=== EXERCISE REQUIREMENTS ===
Reproduce the full listing that appears beneath this instruction exactly.

=== RECORDS FOR THE EXERCISE ===
## START

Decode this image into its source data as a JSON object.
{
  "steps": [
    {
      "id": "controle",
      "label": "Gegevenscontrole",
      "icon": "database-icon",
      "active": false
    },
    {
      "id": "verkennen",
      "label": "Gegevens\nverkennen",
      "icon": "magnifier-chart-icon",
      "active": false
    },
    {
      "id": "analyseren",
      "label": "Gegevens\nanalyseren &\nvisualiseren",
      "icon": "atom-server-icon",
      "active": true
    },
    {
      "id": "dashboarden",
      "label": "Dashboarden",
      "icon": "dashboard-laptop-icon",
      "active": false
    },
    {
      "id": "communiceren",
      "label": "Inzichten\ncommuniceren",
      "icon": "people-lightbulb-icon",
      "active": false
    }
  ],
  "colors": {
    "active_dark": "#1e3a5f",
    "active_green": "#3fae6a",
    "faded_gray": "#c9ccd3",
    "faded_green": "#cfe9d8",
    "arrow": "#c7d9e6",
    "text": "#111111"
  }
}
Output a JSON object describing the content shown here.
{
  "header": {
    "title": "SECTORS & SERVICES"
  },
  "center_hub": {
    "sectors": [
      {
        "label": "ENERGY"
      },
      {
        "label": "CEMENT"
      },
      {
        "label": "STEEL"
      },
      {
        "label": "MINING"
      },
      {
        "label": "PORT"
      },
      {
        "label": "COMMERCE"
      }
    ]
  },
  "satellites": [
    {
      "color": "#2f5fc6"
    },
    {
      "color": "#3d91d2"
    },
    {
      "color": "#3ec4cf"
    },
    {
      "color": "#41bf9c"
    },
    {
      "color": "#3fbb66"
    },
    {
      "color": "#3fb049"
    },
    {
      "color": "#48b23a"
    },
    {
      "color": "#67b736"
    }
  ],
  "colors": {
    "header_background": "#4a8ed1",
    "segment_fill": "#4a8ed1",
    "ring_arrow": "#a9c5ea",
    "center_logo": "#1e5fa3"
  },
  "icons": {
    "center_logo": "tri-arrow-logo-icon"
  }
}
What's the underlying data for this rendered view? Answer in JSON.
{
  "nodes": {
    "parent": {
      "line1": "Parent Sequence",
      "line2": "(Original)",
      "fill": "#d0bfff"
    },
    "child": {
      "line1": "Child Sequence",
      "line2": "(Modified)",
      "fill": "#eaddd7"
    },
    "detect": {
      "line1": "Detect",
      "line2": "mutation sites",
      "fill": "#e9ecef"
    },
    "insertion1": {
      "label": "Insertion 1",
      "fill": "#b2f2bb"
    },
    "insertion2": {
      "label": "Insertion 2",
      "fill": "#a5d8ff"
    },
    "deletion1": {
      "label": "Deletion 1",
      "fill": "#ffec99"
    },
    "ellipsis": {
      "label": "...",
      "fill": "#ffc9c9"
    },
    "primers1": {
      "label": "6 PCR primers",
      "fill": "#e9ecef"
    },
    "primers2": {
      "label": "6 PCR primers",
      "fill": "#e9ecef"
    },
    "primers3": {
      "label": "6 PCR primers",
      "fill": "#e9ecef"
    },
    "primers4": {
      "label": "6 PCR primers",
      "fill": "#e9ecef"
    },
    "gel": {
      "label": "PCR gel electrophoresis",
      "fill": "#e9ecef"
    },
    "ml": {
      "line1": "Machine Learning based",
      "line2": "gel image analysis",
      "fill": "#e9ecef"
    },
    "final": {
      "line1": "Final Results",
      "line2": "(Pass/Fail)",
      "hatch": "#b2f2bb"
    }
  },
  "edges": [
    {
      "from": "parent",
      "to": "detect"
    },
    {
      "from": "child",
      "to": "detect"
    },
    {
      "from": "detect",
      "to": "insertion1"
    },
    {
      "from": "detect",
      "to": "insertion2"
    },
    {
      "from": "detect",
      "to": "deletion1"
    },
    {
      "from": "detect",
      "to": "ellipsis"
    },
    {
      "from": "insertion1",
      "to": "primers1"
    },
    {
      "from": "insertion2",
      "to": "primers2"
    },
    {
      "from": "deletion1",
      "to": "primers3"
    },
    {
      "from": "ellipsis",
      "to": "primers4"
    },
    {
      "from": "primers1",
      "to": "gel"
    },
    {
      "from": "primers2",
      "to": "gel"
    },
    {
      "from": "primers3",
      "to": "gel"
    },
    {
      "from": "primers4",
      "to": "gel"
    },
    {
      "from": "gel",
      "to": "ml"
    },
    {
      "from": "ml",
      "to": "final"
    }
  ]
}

## END

=== EXERCISE OUTPUT ===
Decode this image into its source data as a JSON object.
{
  "steps": [
    {
      "id": "controle",
      "label": "Gegevenscontrole",
      "icon": "database-icon",
      "active": false
    },
    {
      "id": "verkennen",
      "label": "Gegevens\nverkennen",
      "icon": "magnifier-chart-icon",
      "active": false
    },
    {
      "id": "analyseren",
      "label": "Gegevens\nanalyseren &\nvisualiseren",
      "icon": "atom-server-icon",
      "active": true
    },
    {
      "id": "dashboarden",
      "label": "Dashboarden",
      "icon": "dashboard-laptop-icon",
      "active": false
    },
    {
      "id": "communiceren",
      "label": "Inzichten\ncommuniceren",
      "icon": "people-lightbulb-icon",
      "active": false
    }
  ],
  "colors": {
    "active_dark": "#1e3a5f",
    "active_green": "#3fae6a",
    "faded_gray": "#c9ccd3",
    "faded_green": "#cfe9d8",
    "arrow": "#c7d9e6",
    "text": "#111111"
  }
}
Output a JSON object describing the content shown here.
{
  "header": {
    "title": "SECTORS & SERVICES"
  },
  "center_hub": {
    "sectors": [
      {
        "label": "ENERGY"
      },
      {
        "label": "CEMENT"
      },
      {
        "label": "STEEL"
      },
      {
        "label": "MINING"
      },
      {
        "label": "PORT"
      },
      {
        "label": "COMMERCE"
      }
    ]
  },
  "satellites": [
    {
      "color": "#2f5fc6"
    },
    {
      "color": "#3d91d2"
    },
    {
      "color": "#3ec4cf"
    },
    {
      "color": "#41bf9c"
    },
    {
      "color": "#3fbb66"
    },
    {
      "color": "#3fb049"
    },
    {
      "color": "#48b23a"
    },
    {
      "color": "#67b736"
    }
  ],
  "colors": {
    "header_background": "#4a8ed1",
    "segment_fill": "#4a8ed1",
    "ring_arrow": "#a9c5ea",
    "center_logo": "#1e5fa3"
  },
  "icons": {
    "center_logo": "tri-arrow-logo-icon"
  }
}
What's the underlying data for this rendered view? Answer in JSON.
{
  "nodes": {
    "parent": {
      "line1": "Parent Sequence",
      "line2": "(Original)",
      "fill": "#d0bfff"
    },
    "child": {
      "line1": "Child Sequence",
      "line2": "(Modified)",
      "fill": "#eaddd7"
    },
    "detect": {
      "line1": "Detect",
      "line2": "mutation sites",
      "fill": "#e9ecef"
    },
    "insertion1": {
      "label": "Insertion 1",
      "fill": "#b2f2bb"
    },
    "insertion2": {
      "label": "Insertion 2",
      "fill": "#a5d8ff"
    },
    "deletion1": {
      "label": "Deletion 1",
      "fill": "#ffec99"
    },
    "ellipsis": {
      "label": "...",
      "fill": "#ffc9c9"
    },
    "primers1": {
      "label": "6 PCR primers",
      "fill": "#e9ecef"
    },
    "primers2": {
      "label": "6 PCR primers",
      "fill": "#e9ecef"
    },
    "primers3": {
      "label": "6 PCR primers",
      "fill": "#e9ecef"
    },
    "primers4": {
      "label": "6 PCR primers",
      "fill": "#e9ecef"
    },
    "gel": {
      "label": "PCR gel electrophoresis",
      "fill": "#e9ecef"
    },
    "ml": {
      "line1": "Machine Learning based",
      "line2": "gel image analysis",
      "fill": "#e9ecef"
    },
    "final": {
      "line1": "Final Results",
      "line2": "(Pass/Fail)",
      "hatch": "#b2f2bb"
    }
  },
  "edges": [
    {
      "from": "parent",
      "to": "detect"
    },
    {
      "from": "child",
      "to": "detect"
    },
    {
      "from": "detect",
      "to": "insertion1"
    },
    {
      "from": "detect",
      "to": "insertion2"
    },
    {
      "from": "detect",
      "to": "deletion1"
    },
    {
      "from": "detect",
      "to": "ellipsis"
    },
    {
      "from": "insertion1",
      "to": "primers1"
    },
    {
      "from": "insertion2",
      "to": "primers2"
    },
    {
      "from": "deletion1",
      "to": "primers3"
    },
    {
      "from": "ellipsis",
      "to": "primers4"
    },
    {
      "from": "primers1",
      "to": "gel"
    },
    {
      "from": "primers2",
      "to": "gel"
    },
    {
      "from": "primers3",
      "to": "gel"
    },
    {
      "from": "primers4",
      "to": "gel"
    },
    {
      "from": "gel",
      "to": "ml"
    },
    {
      "from": "ml",
      "to": "final"
    }
  ]
}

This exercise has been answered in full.